**Description of the task:** Show each line from the listing that includes the word "Count".

>> Start Supplied information

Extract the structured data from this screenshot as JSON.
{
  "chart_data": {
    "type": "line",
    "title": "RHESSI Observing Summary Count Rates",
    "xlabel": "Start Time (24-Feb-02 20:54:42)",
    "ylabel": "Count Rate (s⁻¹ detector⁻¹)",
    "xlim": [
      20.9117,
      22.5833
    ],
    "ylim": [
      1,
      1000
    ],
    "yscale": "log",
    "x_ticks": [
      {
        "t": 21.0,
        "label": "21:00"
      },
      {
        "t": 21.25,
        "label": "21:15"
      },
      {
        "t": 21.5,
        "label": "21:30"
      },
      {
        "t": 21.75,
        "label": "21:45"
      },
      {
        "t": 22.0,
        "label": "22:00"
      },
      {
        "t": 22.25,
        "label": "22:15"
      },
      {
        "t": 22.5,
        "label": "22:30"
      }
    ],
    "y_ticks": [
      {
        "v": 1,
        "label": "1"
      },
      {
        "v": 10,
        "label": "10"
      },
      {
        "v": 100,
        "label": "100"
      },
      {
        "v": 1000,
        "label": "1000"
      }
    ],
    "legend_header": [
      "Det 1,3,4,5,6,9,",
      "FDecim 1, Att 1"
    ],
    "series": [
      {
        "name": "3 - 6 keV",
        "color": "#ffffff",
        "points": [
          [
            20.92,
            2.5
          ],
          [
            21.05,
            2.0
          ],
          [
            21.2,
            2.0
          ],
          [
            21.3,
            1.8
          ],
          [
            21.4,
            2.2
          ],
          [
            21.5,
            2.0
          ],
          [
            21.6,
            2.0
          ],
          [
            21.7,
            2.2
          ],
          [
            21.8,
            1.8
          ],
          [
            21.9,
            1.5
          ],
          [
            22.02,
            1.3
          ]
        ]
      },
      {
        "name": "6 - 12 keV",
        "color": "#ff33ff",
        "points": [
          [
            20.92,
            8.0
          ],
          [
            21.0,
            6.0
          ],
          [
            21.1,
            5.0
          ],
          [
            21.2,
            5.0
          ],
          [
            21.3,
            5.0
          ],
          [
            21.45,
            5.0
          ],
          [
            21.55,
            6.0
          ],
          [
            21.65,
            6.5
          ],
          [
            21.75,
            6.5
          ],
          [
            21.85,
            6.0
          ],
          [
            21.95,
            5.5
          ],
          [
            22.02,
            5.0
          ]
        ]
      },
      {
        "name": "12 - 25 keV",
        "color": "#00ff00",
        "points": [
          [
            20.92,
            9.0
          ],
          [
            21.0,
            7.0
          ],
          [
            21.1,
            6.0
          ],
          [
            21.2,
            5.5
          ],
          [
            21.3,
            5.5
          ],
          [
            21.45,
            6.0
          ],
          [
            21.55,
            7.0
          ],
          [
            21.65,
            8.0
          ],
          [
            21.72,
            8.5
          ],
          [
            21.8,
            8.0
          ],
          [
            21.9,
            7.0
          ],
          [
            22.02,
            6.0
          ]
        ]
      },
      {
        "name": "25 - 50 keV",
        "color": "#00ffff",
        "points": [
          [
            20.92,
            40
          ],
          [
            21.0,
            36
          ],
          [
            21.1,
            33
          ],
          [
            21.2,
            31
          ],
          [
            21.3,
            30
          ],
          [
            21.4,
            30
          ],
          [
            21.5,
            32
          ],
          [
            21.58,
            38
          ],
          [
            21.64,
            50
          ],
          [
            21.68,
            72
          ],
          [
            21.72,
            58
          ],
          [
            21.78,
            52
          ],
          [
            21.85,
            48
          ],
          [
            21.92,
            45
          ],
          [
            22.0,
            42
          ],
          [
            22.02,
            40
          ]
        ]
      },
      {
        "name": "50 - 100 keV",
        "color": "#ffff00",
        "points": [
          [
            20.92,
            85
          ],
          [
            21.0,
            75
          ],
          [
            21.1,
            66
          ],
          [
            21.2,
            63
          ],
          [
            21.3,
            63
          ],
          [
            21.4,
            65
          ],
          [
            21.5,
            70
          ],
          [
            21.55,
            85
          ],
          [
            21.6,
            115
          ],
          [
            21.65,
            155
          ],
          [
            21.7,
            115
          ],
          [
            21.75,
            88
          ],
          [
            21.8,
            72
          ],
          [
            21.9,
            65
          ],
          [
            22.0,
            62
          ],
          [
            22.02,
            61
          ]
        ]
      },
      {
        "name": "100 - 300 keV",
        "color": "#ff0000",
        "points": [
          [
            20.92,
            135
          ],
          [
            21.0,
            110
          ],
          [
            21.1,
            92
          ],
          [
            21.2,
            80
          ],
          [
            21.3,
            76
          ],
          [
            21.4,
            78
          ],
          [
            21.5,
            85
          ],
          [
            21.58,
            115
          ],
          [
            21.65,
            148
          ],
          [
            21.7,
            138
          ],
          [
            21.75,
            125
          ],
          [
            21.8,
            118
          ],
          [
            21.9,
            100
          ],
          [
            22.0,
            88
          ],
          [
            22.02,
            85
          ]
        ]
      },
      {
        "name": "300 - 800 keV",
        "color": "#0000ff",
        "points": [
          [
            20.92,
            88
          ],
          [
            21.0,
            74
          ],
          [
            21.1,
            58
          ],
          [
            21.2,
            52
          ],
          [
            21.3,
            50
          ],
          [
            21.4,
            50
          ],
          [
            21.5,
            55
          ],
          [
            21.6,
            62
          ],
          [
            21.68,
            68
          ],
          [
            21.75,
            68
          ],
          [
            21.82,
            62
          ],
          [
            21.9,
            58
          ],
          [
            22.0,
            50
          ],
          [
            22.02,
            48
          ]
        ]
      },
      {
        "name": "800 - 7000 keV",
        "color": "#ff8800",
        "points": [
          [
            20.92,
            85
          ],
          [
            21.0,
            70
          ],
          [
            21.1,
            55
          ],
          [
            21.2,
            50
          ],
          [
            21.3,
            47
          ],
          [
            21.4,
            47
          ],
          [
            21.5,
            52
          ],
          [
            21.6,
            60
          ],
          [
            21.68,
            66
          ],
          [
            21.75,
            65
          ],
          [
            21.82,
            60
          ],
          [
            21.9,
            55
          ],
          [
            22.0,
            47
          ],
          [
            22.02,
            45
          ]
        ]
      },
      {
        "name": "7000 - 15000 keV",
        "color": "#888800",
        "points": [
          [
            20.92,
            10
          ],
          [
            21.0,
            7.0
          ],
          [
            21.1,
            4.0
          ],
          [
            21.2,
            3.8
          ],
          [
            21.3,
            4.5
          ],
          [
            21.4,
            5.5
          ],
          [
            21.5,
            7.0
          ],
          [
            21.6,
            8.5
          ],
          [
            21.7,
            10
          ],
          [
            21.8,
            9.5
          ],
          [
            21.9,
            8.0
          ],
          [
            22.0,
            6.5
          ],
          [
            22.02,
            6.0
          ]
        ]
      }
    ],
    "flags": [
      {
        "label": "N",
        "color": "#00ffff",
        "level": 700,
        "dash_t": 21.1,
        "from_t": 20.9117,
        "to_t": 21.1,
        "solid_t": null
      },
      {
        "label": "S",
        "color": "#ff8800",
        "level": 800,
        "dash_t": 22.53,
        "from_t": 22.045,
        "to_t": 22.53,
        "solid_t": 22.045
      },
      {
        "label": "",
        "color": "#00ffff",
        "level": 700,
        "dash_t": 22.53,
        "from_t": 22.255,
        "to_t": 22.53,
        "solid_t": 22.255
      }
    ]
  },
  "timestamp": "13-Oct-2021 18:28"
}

>> End Supplied information

**Exercise result:**
    "title": "RHESSI Observing Summary Count Rates",
    "ylabel": "Count Rate (s⁻¹ detector⁻¹)",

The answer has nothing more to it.